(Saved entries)
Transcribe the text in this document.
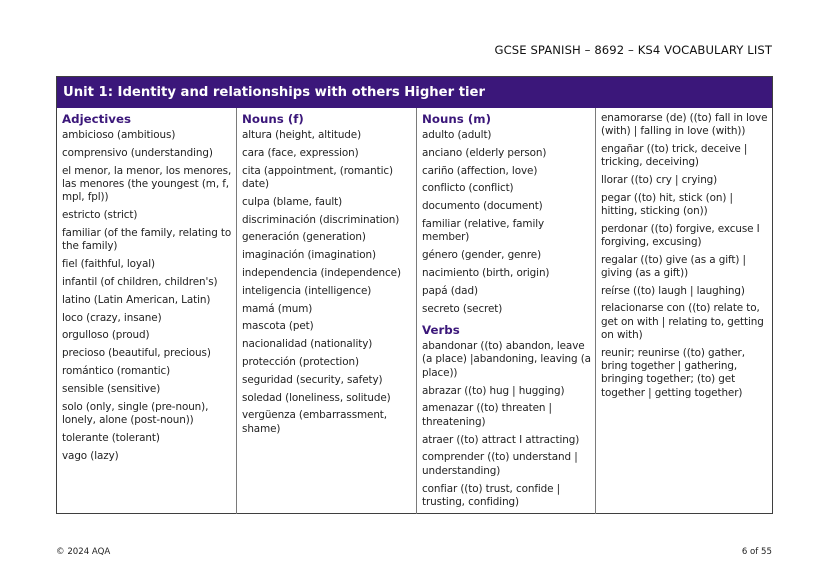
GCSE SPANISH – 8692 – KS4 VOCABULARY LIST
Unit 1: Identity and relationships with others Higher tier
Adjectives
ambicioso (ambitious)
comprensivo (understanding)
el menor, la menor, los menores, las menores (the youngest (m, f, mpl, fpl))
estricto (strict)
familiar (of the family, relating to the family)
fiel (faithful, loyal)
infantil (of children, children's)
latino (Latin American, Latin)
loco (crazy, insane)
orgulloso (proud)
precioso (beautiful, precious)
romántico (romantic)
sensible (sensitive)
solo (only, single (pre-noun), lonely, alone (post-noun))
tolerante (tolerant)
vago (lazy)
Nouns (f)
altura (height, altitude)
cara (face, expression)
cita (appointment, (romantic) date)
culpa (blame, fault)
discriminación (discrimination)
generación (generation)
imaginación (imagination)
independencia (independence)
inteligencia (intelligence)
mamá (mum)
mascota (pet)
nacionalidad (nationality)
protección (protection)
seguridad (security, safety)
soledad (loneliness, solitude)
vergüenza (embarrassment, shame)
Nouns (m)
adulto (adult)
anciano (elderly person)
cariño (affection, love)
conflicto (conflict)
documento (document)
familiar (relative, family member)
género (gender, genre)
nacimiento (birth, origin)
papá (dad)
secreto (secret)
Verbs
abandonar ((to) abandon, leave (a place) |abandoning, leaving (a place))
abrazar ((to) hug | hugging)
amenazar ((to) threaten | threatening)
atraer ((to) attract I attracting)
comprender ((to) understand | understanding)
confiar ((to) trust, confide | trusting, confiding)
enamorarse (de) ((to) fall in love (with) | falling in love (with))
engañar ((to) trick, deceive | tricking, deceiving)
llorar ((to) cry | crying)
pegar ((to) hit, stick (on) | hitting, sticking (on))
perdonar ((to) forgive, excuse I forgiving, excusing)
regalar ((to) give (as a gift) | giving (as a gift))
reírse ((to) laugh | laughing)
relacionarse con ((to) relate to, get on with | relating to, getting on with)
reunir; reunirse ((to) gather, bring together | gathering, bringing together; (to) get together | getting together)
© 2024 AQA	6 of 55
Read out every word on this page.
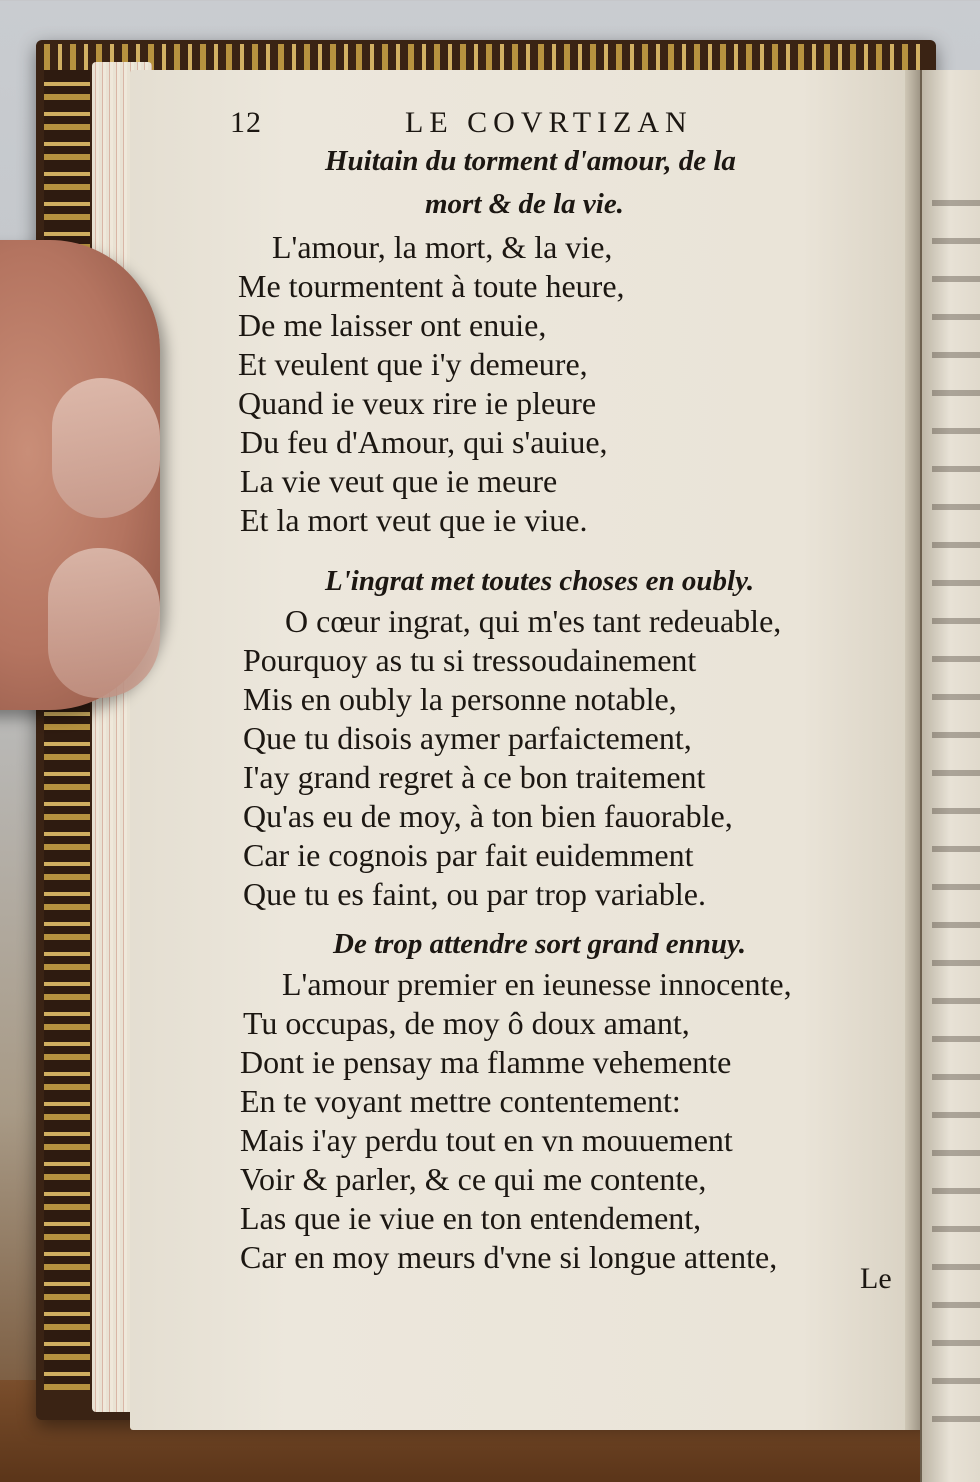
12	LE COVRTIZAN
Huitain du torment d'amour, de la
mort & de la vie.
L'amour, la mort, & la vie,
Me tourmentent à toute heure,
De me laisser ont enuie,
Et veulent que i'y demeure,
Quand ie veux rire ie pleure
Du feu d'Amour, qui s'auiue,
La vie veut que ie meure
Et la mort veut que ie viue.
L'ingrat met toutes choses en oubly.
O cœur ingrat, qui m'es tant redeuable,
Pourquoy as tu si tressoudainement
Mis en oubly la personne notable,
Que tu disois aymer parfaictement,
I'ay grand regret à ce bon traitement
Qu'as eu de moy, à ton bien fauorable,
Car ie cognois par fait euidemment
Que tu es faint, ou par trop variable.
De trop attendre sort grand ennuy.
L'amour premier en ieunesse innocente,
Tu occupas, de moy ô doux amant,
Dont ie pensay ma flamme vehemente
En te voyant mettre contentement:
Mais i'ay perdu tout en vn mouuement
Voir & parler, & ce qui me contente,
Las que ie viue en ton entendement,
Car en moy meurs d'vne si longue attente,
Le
==
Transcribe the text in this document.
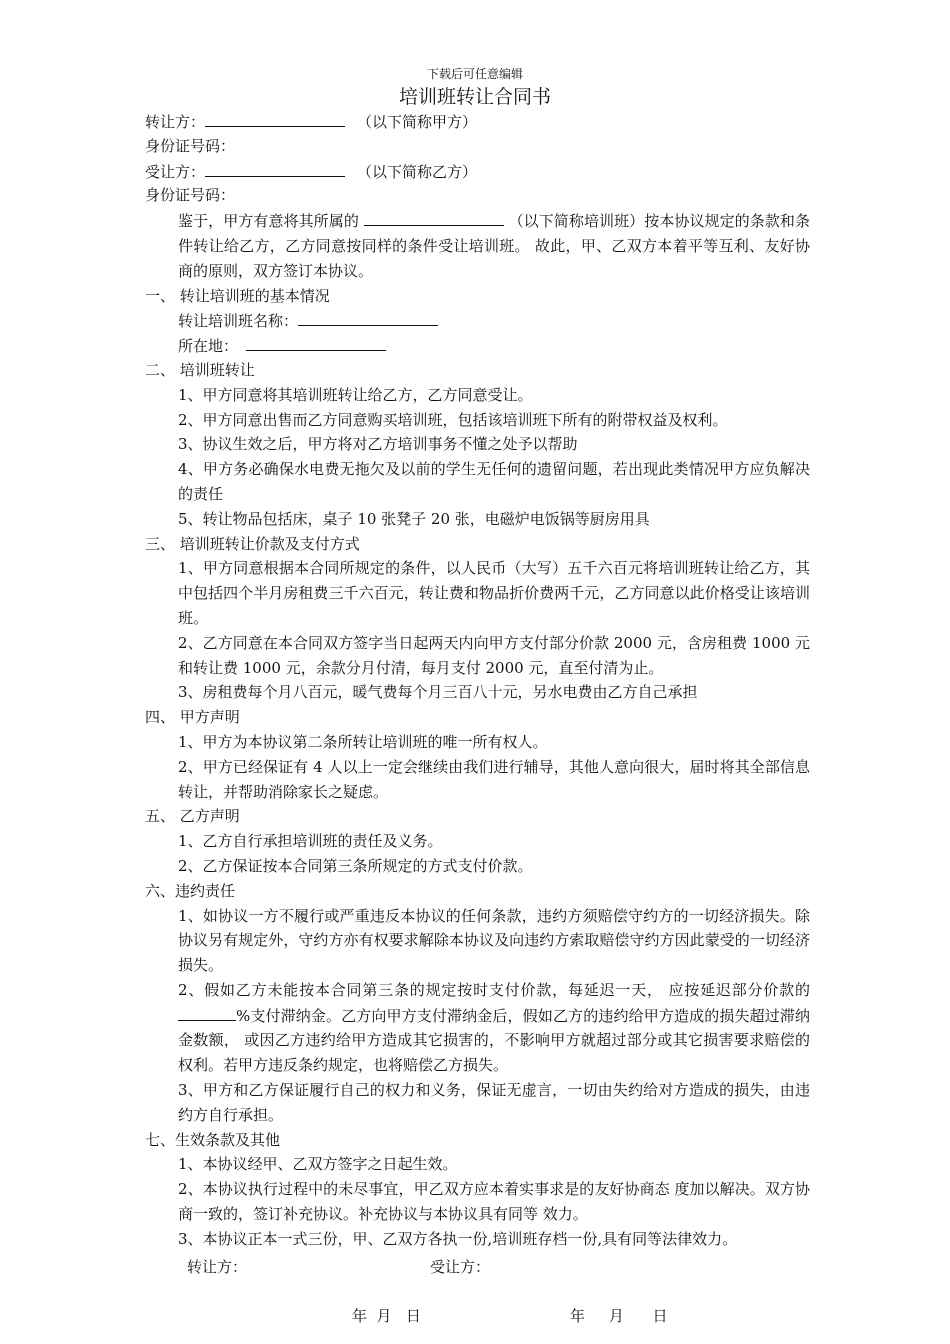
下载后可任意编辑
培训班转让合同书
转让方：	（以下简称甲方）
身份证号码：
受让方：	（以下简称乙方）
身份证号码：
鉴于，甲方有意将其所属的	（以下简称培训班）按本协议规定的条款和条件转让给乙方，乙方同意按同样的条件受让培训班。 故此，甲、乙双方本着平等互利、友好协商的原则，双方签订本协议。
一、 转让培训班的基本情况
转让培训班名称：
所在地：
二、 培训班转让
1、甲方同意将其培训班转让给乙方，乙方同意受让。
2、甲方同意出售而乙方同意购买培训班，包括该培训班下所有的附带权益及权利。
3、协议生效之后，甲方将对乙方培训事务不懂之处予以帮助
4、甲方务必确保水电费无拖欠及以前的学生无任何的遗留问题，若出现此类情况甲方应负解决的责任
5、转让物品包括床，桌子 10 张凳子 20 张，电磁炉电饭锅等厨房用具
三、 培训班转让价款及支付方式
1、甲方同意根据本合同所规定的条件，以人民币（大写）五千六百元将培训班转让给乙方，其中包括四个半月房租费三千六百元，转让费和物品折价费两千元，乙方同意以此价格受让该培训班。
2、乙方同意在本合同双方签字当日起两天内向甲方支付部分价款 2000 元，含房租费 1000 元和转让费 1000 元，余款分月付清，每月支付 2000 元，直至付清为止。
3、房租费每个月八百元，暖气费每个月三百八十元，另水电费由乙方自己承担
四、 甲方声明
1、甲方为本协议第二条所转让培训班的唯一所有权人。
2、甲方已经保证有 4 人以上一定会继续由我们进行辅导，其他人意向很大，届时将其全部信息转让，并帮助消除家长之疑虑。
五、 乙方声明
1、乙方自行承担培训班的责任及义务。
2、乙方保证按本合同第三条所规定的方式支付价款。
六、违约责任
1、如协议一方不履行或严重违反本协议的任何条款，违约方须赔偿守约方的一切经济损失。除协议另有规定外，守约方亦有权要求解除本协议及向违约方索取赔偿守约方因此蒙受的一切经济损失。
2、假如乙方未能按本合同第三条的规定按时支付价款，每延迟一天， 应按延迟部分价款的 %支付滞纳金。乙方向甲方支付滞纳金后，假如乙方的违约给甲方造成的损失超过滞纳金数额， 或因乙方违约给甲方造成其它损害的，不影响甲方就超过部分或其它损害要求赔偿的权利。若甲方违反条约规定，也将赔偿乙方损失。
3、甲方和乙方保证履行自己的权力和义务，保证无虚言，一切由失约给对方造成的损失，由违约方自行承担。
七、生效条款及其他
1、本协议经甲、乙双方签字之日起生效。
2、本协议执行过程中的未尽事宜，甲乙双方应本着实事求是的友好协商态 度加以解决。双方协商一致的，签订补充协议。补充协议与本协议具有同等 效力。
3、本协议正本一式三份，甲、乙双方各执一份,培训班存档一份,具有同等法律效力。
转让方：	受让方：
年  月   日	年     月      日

**Written exercise**
Your task is to gather all lines from the entries above that hold the word "love".

**Output for this exercise**
cariño (affection, love)
enamorarse (de) ((to) fall in love (with) | falling in love (with))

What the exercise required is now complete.